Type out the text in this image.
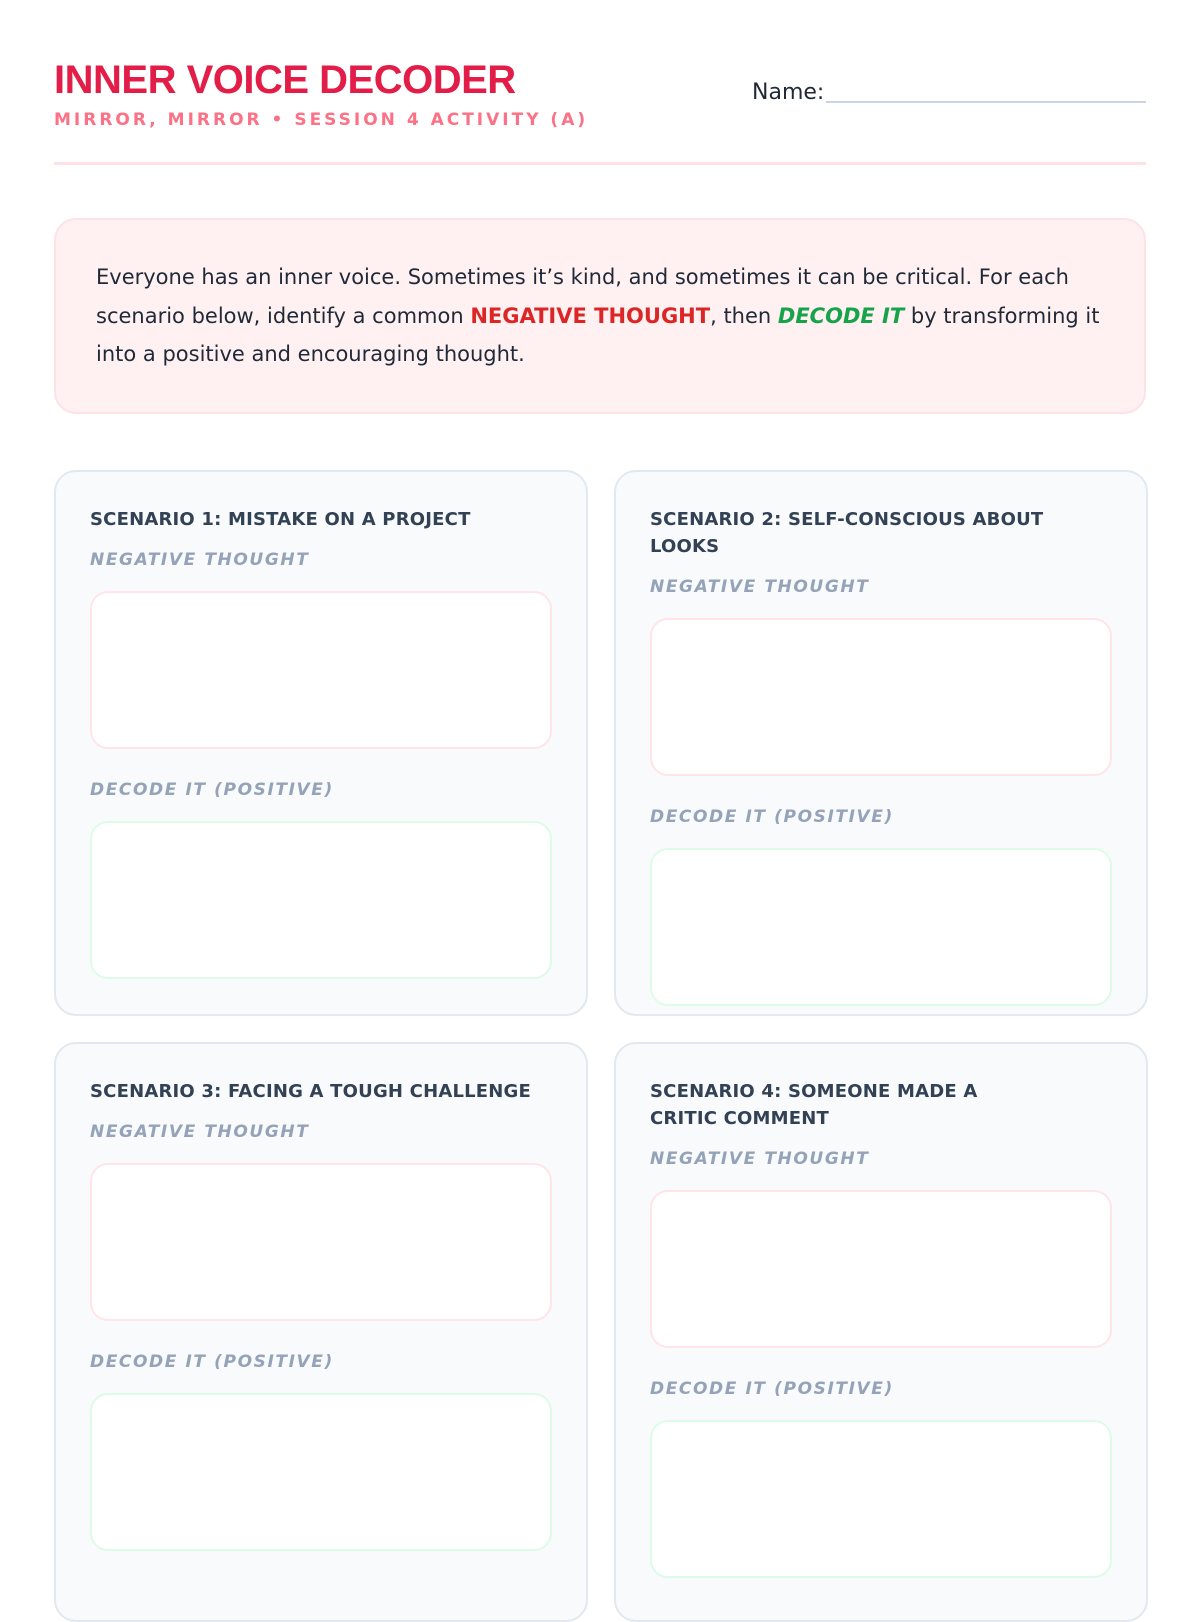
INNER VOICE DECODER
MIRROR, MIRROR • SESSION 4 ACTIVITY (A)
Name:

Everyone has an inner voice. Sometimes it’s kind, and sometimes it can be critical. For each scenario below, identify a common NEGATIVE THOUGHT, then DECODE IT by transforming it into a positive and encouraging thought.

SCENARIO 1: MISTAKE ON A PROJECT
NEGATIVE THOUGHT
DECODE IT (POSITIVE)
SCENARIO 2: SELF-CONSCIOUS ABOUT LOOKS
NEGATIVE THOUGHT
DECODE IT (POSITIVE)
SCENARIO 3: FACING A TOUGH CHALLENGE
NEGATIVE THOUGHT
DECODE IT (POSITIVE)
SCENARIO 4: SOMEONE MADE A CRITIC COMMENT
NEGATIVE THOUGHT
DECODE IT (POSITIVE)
####################
Work instructions: Reproduce the full listing above verbatim, with no pictures included.

Exercise result:
Type out the text in this image.
INNER VOICE DECODER
MIRROR, MIRROR • SESSION 4 ACTIVITY (A)
Name:

Everyone has an inner voice. Sometimes it’s kind, and sometimes it can be critical. For each scenario below, identify a common NEGATIVE THOUGHT, then DECODE IT by transforming it into a positive and encouraging thought.

SCENARIO 1: MISTAKE ON A PROJECT
NEGATIVE THOUGHT
DECODE IT (POSITIVE)
SCENARIO 2: SELF-CONSCIOUS ABOUT LOOKS
NEGATIVE THOUGHT
DECODE IT (POSITIVE)
SCENARIO 3: FACING A TOUGH CHALLENGE
NEGATIVE THOUGHT
DECODE IT (POSITIVE)
SCENARIO 4: SOMEONE MADE A CRITIC COMMENT
NEGATIVE THOUGHT
DECODE IT (POSITIVE)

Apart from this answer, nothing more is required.